What is asked -
Omit the pictures from the entries below and retype everything else exactly.

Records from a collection

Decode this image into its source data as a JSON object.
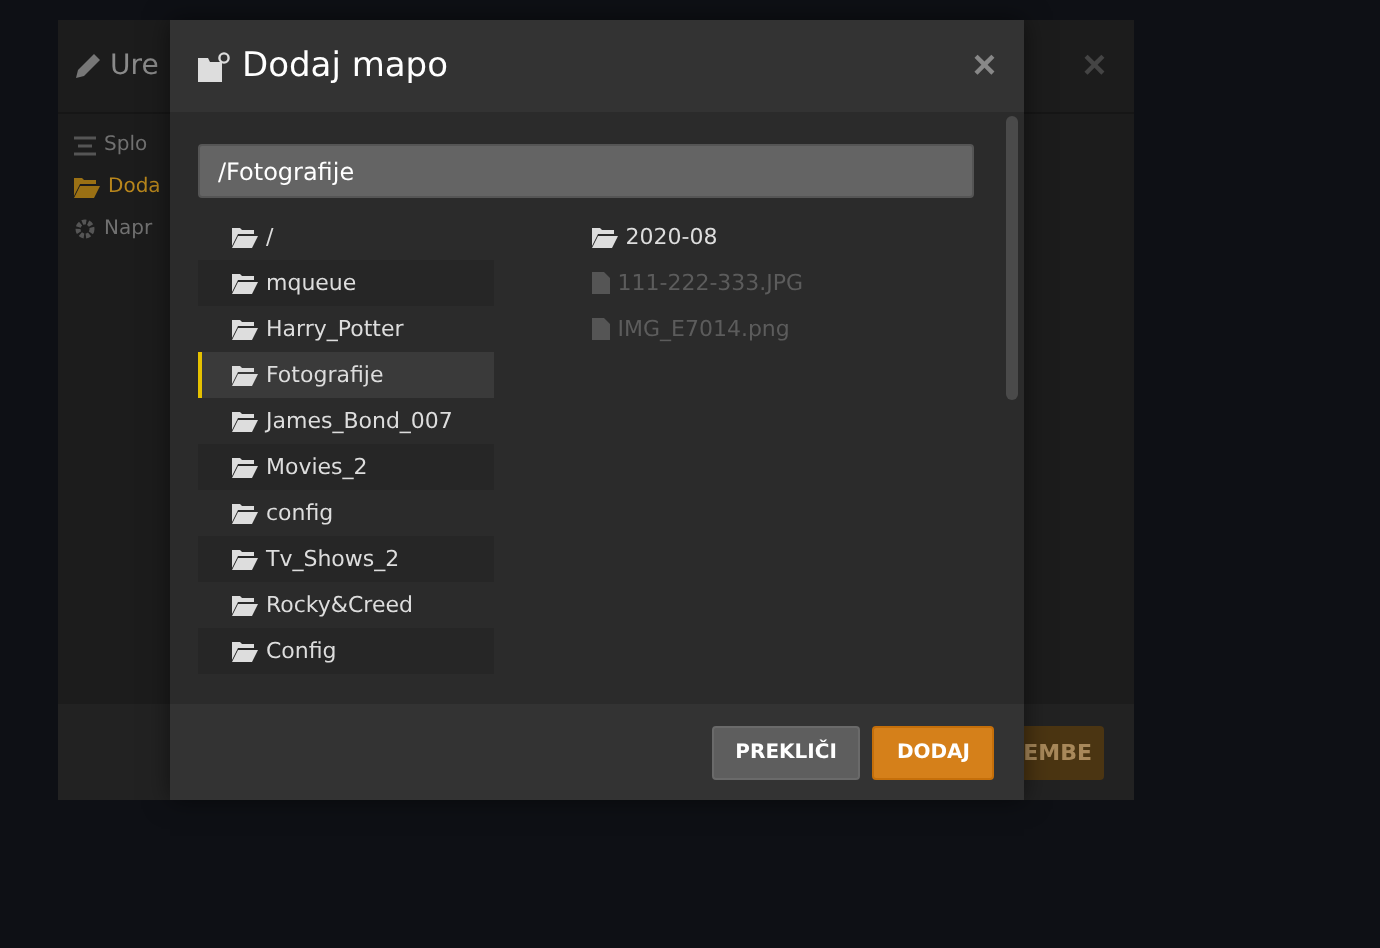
{
  "background_dialog": {
    "title": "Ure",
    "close": "×",
    "sidebar": [
      {
        "kind": "list",
        "label": "Splo",
        "selected": false
      },
      {
        "kind": "folder",
        "label": "Doda",
        "selected": true
      },
      {
        "kind": "gear",
        "label": "Napr",
        "selected": false
      }
    ],
    "footer_button": "EMBE"
  },
  "dialog": {
    "title": "Dodaj mapo",
    "close": "×",
    "path": "/Fotografije",
    "folders": [
      {
        "label": "/",
        "selected": false
      },
      {
        "label": "mqueue",
        "selected": false
      },
      {
        "label": "Harry_Potter",
        "selected": false
      },
      {
        "label": "Fotografije",
        "selected": true
      },
      {
        "label": "James_Bond_007",
        "selected": false
      },
      {
        "label": "Movies_2",
        "selected": false
      },
      {
        "label": "config",
        "selected": false
      },
      {
        "label": "Tv_Shows_2",
        "selected": false
      },
      {
        "label": "Rocky&Creed",
        "selected": false
      },
      {
        "label": "Config",
        "selected": false
      }
    ],
    "contents": [
      {
        "kind": "folder",
        "label": "2020-08"
      },
      {
        "kind": "file",
        "label": "111-222-333.JPG"
      },
      {
        "kind": "file",
        "label": "IMG_E7014.png"
      }
    ],
    "buttons": [
      {
        "kind": "secondary",
        "label": "PREKLIČI"
      },
      {
        "kind": "primary",
        "label": "DODAJ"
      }
    ]
  }
}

The reply -
Decode this image into its source data as a JSON object.
{
  "background_dialog": {
    "title": "Ure",
    "close": "×",
    "sidebar": [
      {
        "kind": "list",
        "label": "Splo",
        "selected": false
      },
      {
        "kind": "folder",
        "label": "Doda",
        "selected": true
      },
      {
        "kind": "gear",
        "label": "Napr",
        "selected": false
      }
    ],
    "footer_button": "EMBE"
  },
  "dialog": {
    "title": "Dodaj mapo",
    "close": "×",
    "path": "/Fotografije",
    "folders": [
      {
        "label": "/",
        "selected": false
      },
      {
        "label": "mqueue",
        "selected": false
      },
      {
        "label": "Harry_Potter",
        "selected": false
      },
      {
        "label": "Fotografije",
        "selected": true
      },
      {
        "label": "James_Bond_007",
        "selected": false
      },
      {
        "label": "Movies_2",
        "selected": false
      },
      {
        "label": "config",
        "selected": false
      },
      {
        "label": "Tv_Shows_2",
        "selected": false
      },
      {
        "label": "Rocky&Creed",
        "selected": false
      },
      {
        "label": "Config",
        "selected": false
      }
    ],
    "contents": [
      {
        "kind": "folder",
        "label": "2020-08"
      },
      {
        "kind": "file",
        "label": "111-222-333.JPG"
      },
      {
        "kind": "file",
        "label": "IMG_E7014.png"
      }
    ],
    "buttons": [
      {
        "kind": "secondary",
        "label": "PREKLIČI"
      },
      {
        "kind": "primary",
        "label": "DODAJ"
      }
    ]
  }
}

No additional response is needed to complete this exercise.